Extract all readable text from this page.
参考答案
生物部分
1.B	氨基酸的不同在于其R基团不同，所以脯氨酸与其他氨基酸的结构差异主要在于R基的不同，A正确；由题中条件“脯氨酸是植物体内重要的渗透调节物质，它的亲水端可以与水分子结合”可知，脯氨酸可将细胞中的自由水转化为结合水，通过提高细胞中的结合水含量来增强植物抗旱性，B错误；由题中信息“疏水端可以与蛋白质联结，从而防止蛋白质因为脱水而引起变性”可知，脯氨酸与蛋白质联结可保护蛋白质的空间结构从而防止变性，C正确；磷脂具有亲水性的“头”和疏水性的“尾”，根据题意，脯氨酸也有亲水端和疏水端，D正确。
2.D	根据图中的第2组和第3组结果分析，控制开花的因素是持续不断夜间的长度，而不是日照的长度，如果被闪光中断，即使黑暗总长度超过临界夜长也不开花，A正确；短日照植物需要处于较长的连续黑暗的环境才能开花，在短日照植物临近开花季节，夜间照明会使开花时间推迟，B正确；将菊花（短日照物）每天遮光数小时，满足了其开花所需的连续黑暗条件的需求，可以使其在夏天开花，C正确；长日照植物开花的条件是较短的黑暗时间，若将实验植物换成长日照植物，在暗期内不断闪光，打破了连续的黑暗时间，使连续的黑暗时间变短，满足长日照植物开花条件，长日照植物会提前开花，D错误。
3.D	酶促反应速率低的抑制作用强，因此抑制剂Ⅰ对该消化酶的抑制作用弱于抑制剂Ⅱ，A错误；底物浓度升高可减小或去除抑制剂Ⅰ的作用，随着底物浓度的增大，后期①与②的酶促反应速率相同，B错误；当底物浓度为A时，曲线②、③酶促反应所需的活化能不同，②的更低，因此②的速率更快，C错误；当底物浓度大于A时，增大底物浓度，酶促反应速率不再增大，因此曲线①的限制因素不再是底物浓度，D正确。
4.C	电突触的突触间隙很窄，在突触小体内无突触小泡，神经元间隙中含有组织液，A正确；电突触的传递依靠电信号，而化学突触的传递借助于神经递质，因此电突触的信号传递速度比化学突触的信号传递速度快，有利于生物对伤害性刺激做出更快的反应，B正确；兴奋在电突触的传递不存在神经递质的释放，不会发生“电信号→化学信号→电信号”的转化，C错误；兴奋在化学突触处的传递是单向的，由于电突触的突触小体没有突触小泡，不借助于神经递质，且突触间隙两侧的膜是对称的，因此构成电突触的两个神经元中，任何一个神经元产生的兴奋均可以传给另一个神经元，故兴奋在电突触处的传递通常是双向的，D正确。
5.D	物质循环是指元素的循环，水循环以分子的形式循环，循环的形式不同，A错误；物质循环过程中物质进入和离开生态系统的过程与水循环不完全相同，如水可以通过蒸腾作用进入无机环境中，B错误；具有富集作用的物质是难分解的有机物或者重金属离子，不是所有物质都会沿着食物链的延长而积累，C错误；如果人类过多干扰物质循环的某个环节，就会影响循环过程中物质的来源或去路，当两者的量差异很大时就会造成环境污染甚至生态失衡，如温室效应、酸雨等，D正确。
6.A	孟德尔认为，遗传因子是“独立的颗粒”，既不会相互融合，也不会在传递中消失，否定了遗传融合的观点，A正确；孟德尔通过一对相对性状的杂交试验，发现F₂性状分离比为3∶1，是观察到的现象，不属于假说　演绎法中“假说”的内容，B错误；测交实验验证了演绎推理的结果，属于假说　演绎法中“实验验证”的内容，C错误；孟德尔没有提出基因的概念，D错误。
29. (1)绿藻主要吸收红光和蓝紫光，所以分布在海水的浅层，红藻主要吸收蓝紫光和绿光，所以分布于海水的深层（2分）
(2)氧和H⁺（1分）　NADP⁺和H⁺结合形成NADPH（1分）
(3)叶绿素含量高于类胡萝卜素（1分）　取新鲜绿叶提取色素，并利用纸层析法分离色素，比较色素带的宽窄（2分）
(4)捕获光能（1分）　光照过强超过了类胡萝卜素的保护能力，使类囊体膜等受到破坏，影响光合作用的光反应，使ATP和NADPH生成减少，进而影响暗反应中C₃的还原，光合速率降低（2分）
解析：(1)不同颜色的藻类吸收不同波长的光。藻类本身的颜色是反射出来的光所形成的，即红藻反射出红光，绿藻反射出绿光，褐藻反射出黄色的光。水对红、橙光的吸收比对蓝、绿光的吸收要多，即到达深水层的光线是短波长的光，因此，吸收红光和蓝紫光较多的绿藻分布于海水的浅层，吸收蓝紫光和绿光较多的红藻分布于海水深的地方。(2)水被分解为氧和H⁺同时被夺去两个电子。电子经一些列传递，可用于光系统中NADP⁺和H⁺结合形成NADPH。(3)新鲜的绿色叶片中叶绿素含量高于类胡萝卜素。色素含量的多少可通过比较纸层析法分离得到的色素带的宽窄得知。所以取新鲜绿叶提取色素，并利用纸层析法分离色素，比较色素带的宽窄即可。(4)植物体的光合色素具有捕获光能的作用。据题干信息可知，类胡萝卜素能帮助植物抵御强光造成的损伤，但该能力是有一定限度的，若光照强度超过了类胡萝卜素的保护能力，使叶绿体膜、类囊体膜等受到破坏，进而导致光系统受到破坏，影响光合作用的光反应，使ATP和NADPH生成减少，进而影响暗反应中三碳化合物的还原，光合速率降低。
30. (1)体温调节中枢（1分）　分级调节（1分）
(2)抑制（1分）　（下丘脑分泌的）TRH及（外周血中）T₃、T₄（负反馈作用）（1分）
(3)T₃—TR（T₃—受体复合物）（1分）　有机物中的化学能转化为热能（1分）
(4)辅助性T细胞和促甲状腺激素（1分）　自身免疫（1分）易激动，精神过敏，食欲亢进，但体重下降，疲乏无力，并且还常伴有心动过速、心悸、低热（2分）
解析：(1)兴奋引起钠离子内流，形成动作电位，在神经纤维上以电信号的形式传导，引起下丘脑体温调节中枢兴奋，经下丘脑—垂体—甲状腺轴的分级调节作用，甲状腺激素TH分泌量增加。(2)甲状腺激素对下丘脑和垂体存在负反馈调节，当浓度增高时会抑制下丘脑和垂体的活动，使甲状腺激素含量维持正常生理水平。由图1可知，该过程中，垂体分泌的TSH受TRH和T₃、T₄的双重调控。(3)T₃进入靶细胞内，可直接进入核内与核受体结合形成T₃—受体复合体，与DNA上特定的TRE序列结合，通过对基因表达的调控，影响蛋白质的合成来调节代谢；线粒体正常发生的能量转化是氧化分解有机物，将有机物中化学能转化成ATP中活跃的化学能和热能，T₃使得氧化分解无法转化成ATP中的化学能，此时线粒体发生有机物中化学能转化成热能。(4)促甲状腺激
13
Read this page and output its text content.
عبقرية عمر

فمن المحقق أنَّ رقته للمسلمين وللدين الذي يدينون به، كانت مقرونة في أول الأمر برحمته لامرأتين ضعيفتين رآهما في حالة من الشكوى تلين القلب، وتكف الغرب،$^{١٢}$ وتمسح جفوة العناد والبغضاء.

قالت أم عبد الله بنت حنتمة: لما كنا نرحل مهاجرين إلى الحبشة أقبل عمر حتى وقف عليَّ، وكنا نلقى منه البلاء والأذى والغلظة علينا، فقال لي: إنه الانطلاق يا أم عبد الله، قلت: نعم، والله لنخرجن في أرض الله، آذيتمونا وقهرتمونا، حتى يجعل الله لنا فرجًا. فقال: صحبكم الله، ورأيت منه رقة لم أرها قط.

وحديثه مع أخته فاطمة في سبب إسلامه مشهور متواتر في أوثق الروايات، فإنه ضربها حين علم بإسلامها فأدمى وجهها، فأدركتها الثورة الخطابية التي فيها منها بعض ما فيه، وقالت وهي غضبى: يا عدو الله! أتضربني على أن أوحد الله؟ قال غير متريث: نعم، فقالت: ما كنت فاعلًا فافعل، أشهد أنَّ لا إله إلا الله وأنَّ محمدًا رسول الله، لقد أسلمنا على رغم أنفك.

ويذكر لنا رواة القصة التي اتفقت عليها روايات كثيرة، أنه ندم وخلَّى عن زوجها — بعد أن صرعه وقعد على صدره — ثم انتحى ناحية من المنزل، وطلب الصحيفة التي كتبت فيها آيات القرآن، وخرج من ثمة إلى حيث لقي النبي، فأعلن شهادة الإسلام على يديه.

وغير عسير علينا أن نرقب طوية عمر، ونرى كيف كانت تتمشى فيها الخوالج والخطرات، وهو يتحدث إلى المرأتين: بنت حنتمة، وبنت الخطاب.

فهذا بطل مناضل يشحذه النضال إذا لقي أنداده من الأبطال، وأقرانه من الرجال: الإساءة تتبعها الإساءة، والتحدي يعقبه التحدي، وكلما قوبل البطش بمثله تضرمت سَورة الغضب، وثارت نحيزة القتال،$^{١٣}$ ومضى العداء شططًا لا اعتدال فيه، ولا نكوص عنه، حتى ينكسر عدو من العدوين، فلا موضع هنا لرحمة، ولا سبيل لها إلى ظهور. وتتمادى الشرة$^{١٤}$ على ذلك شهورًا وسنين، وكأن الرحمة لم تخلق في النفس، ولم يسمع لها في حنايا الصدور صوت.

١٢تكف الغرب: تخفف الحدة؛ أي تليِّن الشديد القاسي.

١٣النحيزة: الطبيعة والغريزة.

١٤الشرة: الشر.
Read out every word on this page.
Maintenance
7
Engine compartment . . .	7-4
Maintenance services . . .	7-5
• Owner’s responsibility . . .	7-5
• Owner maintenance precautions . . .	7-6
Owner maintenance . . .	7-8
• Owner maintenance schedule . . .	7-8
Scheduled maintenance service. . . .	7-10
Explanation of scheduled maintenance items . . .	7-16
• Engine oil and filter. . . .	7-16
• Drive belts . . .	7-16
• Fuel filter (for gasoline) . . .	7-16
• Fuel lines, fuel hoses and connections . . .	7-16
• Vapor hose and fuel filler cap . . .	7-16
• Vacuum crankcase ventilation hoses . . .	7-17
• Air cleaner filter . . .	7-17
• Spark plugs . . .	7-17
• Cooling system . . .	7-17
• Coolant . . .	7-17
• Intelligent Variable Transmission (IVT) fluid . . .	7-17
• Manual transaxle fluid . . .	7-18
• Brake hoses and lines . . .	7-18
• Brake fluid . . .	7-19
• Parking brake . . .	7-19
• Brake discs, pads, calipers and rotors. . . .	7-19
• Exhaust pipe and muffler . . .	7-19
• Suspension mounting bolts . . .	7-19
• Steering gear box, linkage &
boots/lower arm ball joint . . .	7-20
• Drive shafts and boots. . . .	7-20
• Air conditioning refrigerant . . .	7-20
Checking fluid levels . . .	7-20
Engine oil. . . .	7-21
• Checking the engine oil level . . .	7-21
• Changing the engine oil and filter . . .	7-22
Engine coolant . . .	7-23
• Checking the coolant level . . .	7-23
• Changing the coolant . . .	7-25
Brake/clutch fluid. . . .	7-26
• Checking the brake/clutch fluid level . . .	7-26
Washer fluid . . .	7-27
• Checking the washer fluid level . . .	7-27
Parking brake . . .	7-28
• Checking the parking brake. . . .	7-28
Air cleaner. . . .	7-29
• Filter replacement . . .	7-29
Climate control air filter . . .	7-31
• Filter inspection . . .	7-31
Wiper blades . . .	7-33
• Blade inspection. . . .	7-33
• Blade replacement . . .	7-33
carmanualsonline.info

- [Set exercise]:
Reproduce exactly the line containing "Read out every word on this page." and every line after it through the end of the records above, and nothing else.

- [Written reply]:
Read out every word on this page.
Maintenance
7
Engine compartment . . .	7-4
Maintenance services . . .	7-5
• Owner’s responsibility . . .	7-5
• Owner maintenance precautions . . .	7-6
Owner maintenance . . .	7-8
• Owner maintenance schedule . . .	7-8
Scheduled maintenance service. . . .	7-10
Explanation of scheduled maintenance items . . .	7-16
• Engine oil and filter. . . .	7-16
• Drive belts . . .	7-16
• Fuel filter (for gasoline) . . .	7-16
• Fuel lines, fuel hoses and connections . . .	7-16
• Vapor hose and fuel filler cap . . .	7-16
• Vacuum crankcase ventilation hoses . . .	7-17
• Air cleaner filter . . .	7-17
• Spark plugs . . .	7-17
• Cooling system . . .	7-17
• Coolant . . .	7-17
• Intelligent Variable Transmission (IVT) fluid . . .	7-17
• Manual transaxle fluid . . .	7-18
• Brake hoses and lines . . .	7-18
• Brake fluid . . .	7-19
• Parking brake . . .	7-19
• Brake discs, pads, calipers and rotors. . . .	7-19
• Exhaust pipe and muffler . . .	7-19
• Suspension mounting bolts . . .	7-19
• Steering gear box, linkage &
boots/lower arm ball joint . . .	7-20
• Drive shafts and boots. . . .	7-20
• Air conditioning refrigerant . . .	7-20
Checking fluid levels . . .	7-20
Engine oil. . . .	7-21
• Checking the engine oil level . . .	7-21
• Changing the engine oil and filter . . .	7-22
Engine coolant . . .	7-23
• Checking the coolant level . . .	7-23
• Changing the coolant . . .	7-25
Brake/clutch fluid. . . .	7-26
• Checking the brake/clutch fluid level . . .	7-26
Washer fluid . . .	7-27
• Checking the washer fluid level . . .	7-27
Parking brake . . .	7-28
• Checking the parking brake. . . .	7-28
Air cleaner. . . .	7-29
• Filter replacement . . .	7-29
Climate control air filter . . .	7-31
• Filter inspection . . .	7-31
Wiper blades . . .	7-33
• Blade inspection. . . .	7-33
• Blade replacement . . .	7-33
carmanualsonline.info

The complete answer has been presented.